EXERCISE DIRECTIONS -> Please print all of the material below, word for word.

***** STORED DATA

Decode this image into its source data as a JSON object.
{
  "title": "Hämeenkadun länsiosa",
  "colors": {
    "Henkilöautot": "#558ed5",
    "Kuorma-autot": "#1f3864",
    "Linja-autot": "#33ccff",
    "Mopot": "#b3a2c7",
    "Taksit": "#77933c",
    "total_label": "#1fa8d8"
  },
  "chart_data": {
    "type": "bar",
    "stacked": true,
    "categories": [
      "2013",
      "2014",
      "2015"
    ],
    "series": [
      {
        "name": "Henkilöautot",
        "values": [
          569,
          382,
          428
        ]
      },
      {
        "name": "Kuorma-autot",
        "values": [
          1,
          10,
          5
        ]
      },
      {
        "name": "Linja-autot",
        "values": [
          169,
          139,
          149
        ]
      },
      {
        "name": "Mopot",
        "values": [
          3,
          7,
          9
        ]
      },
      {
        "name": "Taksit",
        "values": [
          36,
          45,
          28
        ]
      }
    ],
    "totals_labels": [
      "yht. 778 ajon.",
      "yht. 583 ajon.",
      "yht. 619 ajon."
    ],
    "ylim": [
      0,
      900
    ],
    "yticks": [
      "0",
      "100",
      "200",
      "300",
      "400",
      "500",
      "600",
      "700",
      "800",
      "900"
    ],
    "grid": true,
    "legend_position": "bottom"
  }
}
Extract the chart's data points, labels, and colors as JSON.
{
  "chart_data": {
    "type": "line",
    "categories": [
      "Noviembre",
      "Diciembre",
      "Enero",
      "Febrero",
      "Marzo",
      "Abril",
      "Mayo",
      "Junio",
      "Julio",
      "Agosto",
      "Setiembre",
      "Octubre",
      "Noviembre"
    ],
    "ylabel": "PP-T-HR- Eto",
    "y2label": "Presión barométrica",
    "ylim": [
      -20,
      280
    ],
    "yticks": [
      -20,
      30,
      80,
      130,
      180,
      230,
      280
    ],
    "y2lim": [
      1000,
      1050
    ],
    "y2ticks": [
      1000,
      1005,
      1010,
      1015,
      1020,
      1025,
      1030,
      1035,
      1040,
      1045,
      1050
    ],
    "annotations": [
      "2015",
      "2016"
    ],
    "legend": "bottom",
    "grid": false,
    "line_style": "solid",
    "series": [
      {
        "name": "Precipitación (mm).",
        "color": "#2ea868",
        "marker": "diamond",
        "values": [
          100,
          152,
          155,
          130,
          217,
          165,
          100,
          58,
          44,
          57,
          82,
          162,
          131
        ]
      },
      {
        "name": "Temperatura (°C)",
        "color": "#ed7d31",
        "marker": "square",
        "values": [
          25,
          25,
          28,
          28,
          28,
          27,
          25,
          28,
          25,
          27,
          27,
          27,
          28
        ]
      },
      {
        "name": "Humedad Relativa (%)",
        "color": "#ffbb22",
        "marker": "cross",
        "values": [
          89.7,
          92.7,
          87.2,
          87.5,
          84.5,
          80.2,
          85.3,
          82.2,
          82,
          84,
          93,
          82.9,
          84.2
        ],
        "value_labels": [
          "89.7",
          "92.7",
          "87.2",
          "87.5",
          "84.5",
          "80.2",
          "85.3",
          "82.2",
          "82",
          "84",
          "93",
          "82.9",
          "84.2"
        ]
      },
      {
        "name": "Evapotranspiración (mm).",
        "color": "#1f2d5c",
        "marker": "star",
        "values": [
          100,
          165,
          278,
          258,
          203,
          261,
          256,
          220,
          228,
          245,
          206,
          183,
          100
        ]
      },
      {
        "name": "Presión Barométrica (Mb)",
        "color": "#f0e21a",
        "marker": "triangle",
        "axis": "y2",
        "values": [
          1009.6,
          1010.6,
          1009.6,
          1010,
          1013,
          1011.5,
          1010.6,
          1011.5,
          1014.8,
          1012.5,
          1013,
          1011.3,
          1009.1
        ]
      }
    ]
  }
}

**********

EXERCISE ANSWER ->
Decode this image into its source data as a JSON object.
{
  "title": "Hämeenkadun länsiosa",
  "colors": {
    "Henkilöautot": "#558ed5",
    "Kuorma-autot": "#1f3864",
    "Linja-autot": "#33ccff",
    "Mopot": "#b3a2c7",
    "Taksit": "#77933c",
    "total_label": "#1fa8d8"
  },
  "chart_data": {
    "type": "bar",
    "stacked": true,
    "categories": [
      "2013",
      "2014",
      "2015"
    ],
    "series": [
      {
        "name": "Henkilöautot",
        "values": [
          569,
          382,
          428
        ]
      },
      {
        "name": "Kuorma-autot",
        "values": [
          1,
          10,
          5
        ]
      },
      {
        "name": "Linja-autot",
        "values": [
          169,
          139,
          149
        ]
      },
      {
        "name": "Mopot",
        "values": [
          3,
          7,
          9
        ]
      },
      {
        "name": "Taksit",
        "values": [
          36,
          45,
          28
        ]
      }
    ],
    "totals_labels": [
      "yht. 778 ajon.",
      "yht. 583 ajon.",
      "yht. 619 ajon."
    ],
    "ylim": [
      0,
      900
    ],
    "yticks": [
      "0",
      "100",
      "200",
      "300",
      "400",
      "500",
      "600",
      "700",
      "800",
      "900"
    ],
    "grid": true,
    "legend_position": "bottom"
  }
}
Extract the chart's data points, labels, and colors as JSON.
{
  "chart_data": {
    "type": "line",
    "categories": [
      "Noviembre",
      "Diciembre",
      "Enero",
      "Febrero",
      "Marzo",
      "Abril",
      "Mayo",
      "Junio",
      "Julio",
      "Agosto",
      "Setiembre",
      "Octubre",
      "Noviembre"
    ],
    "ylabel": "PP-T-HR- Eto",
    "y2label": "Presión barométrica",
    "ylim": [
      -20,
      280
    ],
    "yticks": [
      -20,
      30,
      80,
      130,
      180,
      230,
      280
    ],
    "y2lim": [
      1000,
      1050
    ],
    "y2ticks": [
      1000,
      1005,
      1010,
      1015,
      1020,
      1025,
      1030,
      1035,
      1040,
      1045,
      1050
    ],
    "annotations": [
      "2015",
      "2016"
    ],
    "legend": "bottom",
    "grid": false,
    "line_style": "solid",
    "series": [
      {
        "name": "Precipitación (mm).",
        "color": "#2ea868",
        "marker": "diamond",
        "values": [
          100,
          152,
          155,
          130,
          217,
          165,
          100,
          58,
          44,
          57,
          82,
          162,
          131
        ]
      },
      {
        "name": "Temperatura (°C)",
        "color": "#ed7d31",
        "marker": "square",
        "values": [
          25,
          25,
          28,
          28,
          28,
          27,
          25,
          28,
          25,
          27,
          27,
          27,
          28
        ]
      },
      {
        "name": "Humedad Relativa (%)",
        "color": "#ffbb22",
        "marker": "cross",
        "values": [
          89.7,
          92.7,
          87.2,
          87.5,
          84.5,
          80.2,
          85.3,
          82.2,
          82,
          84,
          93,
          82.9,
          84.2
        ],
        "value_labels": [
          "89.7",
          "92.7",
          "87.2",
          "87.5",
          "84.5",
          "80.2",
          "85.3",
          "82.2",
          "82",
          "84",
          "93",
          "82.9",
          "84.2"
        ]
      },
      {
        "name": "Evapotranspiración (mm).",
        "color": "#1f2d5c",
        "marker": "star",
        "values": [
          100,
          165,
          278,
          258,
          203,
          261,
          256,
          220,
          228,
          245,
          206,
          183,
          100
        ]
      },
      {
        "name": "Presión Barométrica (Mb)",
        "color": "#f0e21a",
        "marker": "triangle",
        "axis": "y2",
        "values": [
          1009.6,
          1010.6,
          1009.6,
          1010,
          1013,
          1011.5,
          1010.6,
          1011.5,
          1014.8,
          1012.5,
          1013,
          1011.3,
          1009.1
        ]
      }
    ]
  }
}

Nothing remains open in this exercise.